Locate and copy all lines bearing the word "could".
* * * * * * * * *
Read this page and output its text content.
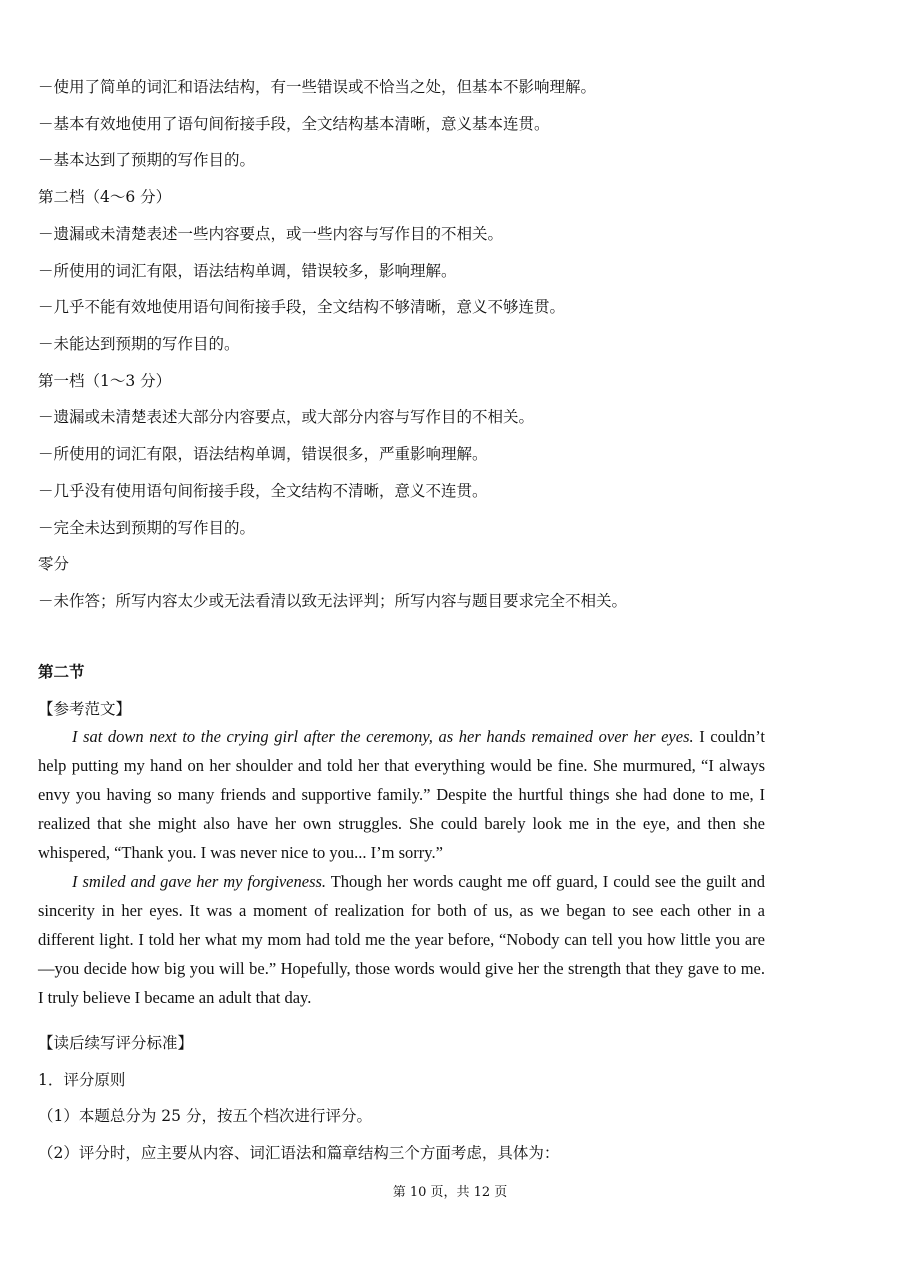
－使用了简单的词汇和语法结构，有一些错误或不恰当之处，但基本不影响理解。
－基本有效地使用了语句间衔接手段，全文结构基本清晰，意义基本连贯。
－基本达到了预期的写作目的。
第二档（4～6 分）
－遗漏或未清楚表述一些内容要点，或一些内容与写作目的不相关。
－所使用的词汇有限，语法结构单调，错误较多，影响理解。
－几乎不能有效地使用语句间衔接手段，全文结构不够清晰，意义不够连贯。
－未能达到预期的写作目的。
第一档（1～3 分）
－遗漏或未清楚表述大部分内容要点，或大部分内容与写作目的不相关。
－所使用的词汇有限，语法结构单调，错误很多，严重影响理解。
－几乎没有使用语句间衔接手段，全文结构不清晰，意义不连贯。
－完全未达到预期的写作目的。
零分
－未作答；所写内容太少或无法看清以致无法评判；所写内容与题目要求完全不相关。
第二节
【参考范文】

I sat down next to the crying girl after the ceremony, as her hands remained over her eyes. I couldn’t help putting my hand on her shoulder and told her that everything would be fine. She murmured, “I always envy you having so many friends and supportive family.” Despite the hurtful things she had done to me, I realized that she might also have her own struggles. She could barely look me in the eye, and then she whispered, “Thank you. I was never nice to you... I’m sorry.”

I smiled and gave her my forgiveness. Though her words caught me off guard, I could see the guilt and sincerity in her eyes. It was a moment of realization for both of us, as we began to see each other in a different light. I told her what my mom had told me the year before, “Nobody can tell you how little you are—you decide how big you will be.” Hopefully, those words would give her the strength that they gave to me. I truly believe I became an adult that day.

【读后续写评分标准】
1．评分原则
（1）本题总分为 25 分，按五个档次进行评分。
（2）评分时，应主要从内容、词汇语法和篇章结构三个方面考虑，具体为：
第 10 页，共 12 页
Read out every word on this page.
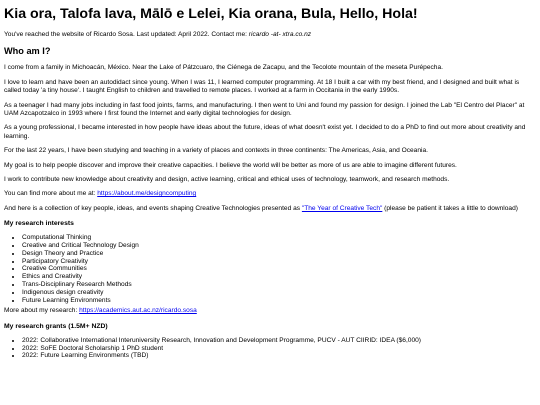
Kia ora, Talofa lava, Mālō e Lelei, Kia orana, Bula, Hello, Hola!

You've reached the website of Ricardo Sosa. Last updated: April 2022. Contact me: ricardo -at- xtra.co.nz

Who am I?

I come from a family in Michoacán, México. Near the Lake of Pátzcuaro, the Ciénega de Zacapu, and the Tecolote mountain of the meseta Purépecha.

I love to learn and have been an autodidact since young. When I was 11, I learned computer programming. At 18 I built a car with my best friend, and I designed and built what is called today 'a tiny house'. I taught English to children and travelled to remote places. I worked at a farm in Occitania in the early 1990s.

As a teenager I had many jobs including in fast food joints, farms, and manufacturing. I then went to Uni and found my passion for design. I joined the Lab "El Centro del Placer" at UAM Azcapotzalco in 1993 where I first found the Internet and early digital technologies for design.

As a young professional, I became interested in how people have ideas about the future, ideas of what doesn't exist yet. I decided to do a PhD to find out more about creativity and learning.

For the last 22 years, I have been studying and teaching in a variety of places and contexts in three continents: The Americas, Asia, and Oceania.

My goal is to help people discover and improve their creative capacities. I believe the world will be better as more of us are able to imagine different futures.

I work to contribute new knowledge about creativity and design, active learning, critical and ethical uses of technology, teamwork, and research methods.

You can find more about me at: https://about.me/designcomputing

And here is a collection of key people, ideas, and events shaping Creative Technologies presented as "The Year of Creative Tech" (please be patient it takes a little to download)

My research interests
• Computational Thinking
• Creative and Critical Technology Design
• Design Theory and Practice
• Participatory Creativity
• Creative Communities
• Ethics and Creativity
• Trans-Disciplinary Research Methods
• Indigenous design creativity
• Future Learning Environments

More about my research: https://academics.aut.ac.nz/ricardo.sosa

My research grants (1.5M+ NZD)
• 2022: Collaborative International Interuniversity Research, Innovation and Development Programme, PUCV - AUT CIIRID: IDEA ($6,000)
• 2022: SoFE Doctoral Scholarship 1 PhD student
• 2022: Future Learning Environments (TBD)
* * * * * * * * *
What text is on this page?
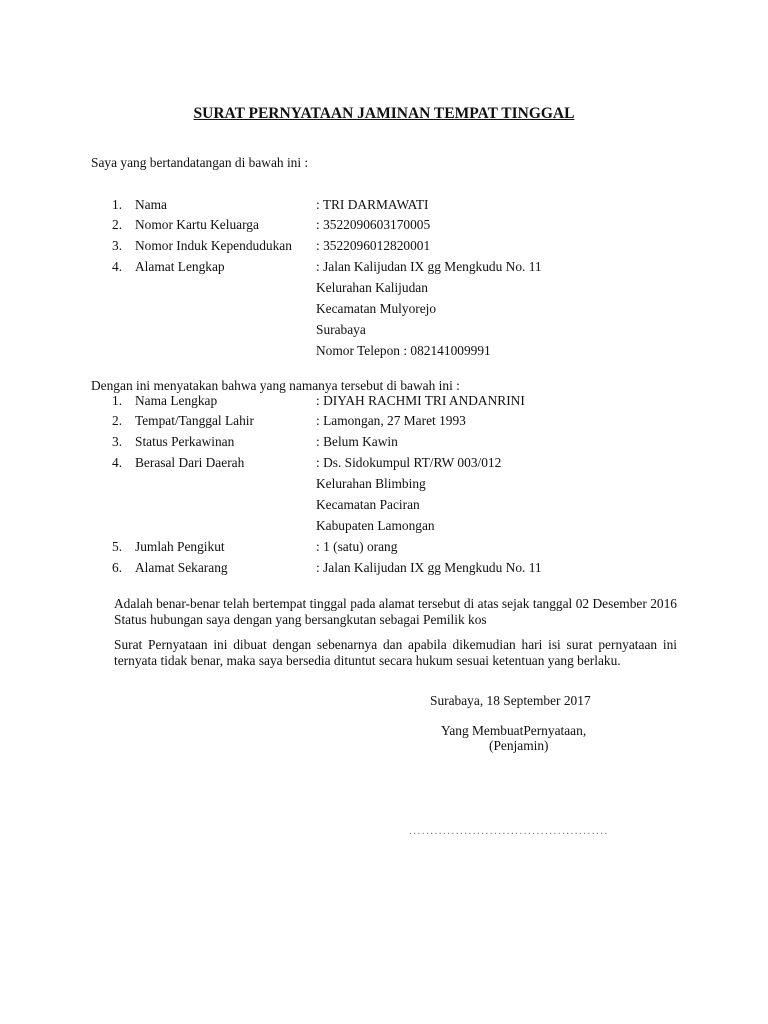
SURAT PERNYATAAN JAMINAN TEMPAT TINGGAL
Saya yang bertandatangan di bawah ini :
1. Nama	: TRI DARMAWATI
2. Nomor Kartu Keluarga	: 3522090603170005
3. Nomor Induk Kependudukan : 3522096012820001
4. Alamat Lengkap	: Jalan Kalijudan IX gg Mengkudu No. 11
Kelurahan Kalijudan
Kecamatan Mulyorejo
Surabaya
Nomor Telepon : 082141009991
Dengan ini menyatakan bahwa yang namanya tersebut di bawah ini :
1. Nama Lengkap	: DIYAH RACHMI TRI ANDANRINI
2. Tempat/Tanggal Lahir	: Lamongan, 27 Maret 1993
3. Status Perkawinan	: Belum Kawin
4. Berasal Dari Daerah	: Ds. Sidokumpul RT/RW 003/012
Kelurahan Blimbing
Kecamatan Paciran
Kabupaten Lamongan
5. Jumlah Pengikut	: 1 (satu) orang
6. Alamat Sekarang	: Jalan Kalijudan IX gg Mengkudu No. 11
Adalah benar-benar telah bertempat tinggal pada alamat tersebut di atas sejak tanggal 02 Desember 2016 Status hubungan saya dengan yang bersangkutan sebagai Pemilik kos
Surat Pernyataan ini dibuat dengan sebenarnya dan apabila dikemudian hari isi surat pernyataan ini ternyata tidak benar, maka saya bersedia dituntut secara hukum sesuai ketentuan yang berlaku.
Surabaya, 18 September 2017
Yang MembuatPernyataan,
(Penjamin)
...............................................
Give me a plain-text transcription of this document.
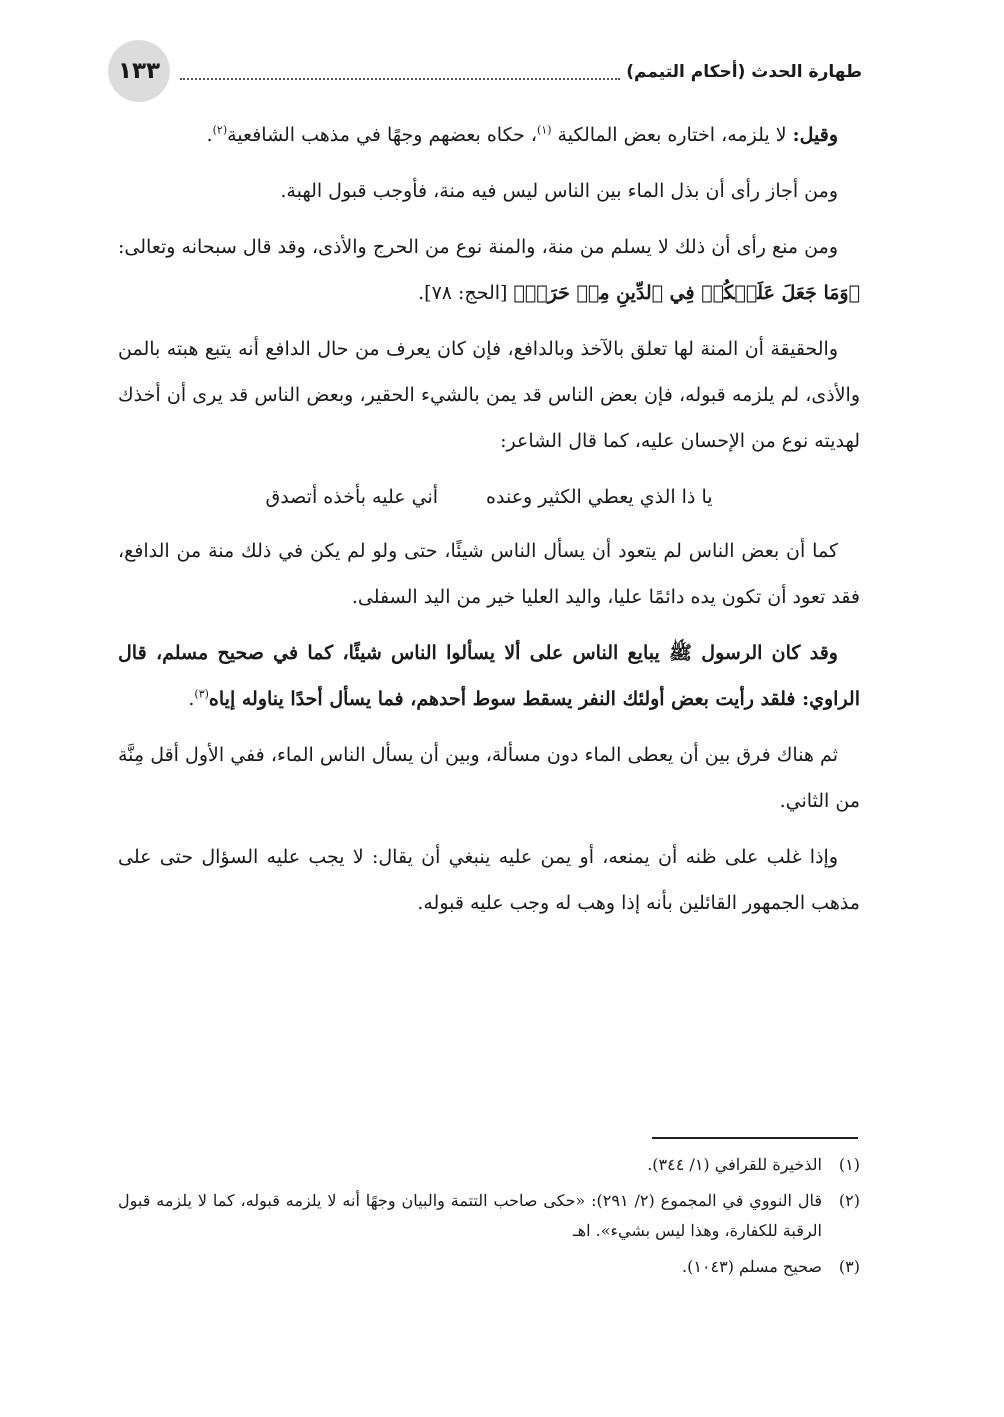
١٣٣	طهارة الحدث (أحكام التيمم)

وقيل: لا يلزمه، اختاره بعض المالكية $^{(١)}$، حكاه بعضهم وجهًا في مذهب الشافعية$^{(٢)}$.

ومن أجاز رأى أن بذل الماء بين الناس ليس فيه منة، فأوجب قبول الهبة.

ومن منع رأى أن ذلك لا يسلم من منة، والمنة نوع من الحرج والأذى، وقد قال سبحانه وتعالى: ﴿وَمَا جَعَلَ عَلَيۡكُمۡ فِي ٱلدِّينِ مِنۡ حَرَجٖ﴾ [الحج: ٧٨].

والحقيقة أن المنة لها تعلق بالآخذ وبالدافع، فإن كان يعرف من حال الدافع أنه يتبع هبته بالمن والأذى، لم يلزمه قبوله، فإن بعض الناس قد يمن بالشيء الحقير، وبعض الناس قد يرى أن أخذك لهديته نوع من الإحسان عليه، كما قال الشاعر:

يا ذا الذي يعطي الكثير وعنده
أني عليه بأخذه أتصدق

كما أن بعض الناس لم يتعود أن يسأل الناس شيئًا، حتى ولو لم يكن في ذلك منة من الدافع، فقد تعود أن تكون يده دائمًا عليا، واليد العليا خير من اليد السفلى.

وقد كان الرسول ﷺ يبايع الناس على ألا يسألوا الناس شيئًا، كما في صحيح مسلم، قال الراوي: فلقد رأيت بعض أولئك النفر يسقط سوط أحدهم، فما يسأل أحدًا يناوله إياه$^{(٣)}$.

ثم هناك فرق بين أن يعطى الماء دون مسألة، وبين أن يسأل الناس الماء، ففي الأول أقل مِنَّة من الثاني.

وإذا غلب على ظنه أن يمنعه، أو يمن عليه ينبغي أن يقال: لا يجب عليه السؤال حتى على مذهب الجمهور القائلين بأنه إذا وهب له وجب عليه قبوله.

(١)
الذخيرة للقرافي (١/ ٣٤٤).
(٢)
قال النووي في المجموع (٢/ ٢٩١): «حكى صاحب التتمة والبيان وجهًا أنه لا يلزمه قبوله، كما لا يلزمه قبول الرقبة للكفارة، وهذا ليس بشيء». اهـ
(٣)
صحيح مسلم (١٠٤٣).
* * * * * * * * *
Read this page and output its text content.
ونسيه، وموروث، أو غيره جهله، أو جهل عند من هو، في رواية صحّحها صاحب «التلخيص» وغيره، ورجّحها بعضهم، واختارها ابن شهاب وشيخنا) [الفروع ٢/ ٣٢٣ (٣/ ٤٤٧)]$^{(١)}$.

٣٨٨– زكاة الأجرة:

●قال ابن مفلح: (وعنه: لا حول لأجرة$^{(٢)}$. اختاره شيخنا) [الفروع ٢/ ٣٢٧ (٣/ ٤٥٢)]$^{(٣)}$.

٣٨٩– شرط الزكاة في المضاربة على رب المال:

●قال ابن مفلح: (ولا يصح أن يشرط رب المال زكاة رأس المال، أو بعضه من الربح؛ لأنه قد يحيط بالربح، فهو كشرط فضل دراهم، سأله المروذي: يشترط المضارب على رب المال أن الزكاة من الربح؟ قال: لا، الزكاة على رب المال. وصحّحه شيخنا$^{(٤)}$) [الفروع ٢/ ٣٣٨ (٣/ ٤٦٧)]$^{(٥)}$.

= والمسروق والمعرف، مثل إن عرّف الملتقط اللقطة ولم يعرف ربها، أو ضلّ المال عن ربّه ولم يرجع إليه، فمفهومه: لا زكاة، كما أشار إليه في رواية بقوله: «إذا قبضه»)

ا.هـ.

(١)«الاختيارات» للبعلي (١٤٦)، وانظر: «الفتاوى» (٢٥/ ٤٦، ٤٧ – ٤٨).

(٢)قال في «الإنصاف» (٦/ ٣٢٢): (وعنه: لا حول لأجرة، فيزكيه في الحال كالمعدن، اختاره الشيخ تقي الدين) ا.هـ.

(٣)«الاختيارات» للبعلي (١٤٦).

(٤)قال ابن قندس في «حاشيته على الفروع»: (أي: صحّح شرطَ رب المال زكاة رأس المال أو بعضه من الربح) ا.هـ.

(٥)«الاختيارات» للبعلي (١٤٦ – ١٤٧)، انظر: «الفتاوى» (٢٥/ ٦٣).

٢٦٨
* * * * * * * * *
§ **TASK OUTPUT**:
I sat down next to the crying girl after the ceremony, as her hands remained over her eyes. I couldn’t help putting my hand on her shoulder and told her that everything would be fine. She murmured, “I always envy you having so many friends and supportive family.” Despite the hurtful things she had done to me, I realized that she might also have her own struggles. She could barely look me in the eye, and then she whispered, “Thank you. I was never nice to you... I’m sorry.”
I smiled and gave her my forgiveness. Though her words caught me off guard, I could see the guilt and sincerity in her eyes. It was a moment of realization for both of us, as we began to see each other in a different light. I told her what my mom had told me the year before, “Nobody can tell you how little you are—you decide how big you will be.” Hopefully, those words would give her the strength that they gave to me. I truly believe I became an adult that day.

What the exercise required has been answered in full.